*Data listing:*
◆ ◆ ◆ ◆ ◆ ◆ ◆

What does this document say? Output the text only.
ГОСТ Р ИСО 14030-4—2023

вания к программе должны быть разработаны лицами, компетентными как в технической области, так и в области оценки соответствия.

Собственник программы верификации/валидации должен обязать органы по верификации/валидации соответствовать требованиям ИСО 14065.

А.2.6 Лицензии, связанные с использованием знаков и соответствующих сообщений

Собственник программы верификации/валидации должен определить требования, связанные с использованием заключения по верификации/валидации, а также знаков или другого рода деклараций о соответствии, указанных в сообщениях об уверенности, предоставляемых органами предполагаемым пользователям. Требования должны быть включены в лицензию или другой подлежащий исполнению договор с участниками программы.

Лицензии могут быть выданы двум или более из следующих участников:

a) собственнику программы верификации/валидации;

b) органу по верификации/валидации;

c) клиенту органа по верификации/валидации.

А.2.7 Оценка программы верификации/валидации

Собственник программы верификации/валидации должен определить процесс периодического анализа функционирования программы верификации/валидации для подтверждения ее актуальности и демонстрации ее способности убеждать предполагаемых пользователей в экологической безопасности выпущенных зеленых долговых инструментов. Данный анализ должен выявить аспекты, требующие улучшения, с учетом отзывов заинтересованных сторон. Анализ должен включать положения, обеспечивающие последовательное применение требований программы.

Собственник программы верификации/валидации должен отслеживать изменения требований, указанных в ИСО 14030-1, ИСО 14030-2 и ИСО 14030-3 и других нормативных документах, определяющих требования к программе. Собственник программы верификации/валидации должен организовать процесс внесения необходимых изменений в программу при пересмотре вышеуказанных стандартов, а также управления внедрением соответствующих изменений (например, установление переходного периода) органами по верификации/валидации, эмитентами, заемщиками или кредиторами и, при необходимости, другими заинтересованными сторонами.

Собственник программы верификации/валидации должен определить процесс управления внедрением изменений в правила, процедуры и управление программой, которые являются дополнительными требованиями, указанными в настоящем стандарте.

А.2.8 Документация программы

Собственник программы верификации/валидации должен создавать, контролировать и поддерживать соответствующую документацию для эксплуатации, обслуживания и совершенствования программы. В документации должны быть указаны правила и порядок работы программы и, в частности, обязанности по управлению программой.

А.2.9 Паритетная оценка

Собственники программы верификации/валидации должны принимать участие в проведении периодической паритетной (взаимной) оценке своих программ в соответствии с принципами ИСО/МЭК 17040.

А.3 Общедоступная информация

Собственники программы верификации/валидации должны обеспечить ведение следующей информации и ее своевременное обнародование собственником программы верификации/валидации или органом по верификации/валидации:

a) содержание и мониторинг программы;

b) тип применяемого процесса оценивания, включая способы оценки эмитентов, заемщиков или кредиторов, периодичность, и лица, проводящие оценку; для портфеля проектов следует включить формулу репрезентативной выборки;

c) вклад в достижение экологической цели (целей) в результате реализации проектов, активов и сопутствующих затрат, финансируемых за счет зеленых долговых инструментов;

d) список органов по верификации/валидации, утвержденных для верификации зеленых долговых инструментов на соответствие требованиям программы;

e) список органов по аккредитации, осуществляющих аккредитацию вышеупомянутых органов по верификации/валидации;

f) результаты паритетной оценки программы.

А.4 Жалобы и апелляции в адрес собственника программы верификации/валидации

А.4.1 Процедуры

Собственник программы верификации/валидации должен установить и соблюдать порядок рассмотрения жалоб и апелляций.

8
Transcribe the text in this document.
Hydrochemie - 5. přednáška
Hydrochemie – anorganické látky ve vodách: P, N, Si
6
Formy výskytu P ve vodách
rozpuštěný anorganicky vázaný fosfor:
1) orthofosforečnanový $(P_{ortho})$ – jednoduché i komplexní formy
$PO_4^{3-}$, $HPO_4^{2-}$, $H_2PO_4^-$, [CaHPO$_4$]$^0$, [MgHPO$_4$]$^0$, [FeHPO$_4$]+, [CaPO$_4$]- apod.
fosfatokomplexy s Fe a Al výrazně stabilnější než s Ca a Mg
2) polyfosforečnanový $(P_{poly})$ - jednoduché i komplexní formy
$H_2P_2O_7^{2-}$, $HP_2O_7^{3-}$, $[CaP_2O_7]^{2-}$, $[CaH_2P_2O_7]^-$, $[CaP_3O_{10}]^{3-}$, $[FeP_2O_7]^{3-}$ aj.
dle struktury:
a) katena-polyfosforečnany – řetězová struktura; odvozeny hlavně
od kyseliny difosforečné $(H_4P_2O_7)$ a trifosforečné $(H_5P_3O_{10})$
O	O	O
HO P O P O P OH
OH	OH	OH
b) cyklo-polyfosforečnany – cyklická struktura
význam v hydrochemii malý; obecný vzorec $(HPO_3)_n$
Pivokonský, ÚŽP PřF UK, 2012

◆ ◆ ◆ ◆ ◆ ◆ ◆

*To do:* Which lines hold the word "органов"? Return all of them from the records above.

*Response below:*
d) список органов по верификации/валидации, утвержденных для верификации зеленых долговых инструментов на соответствие требованиям программы;
e) список органов по аккредитации, осуществляющих аккредитацию вышеупомянутых органов по верификации/валидации;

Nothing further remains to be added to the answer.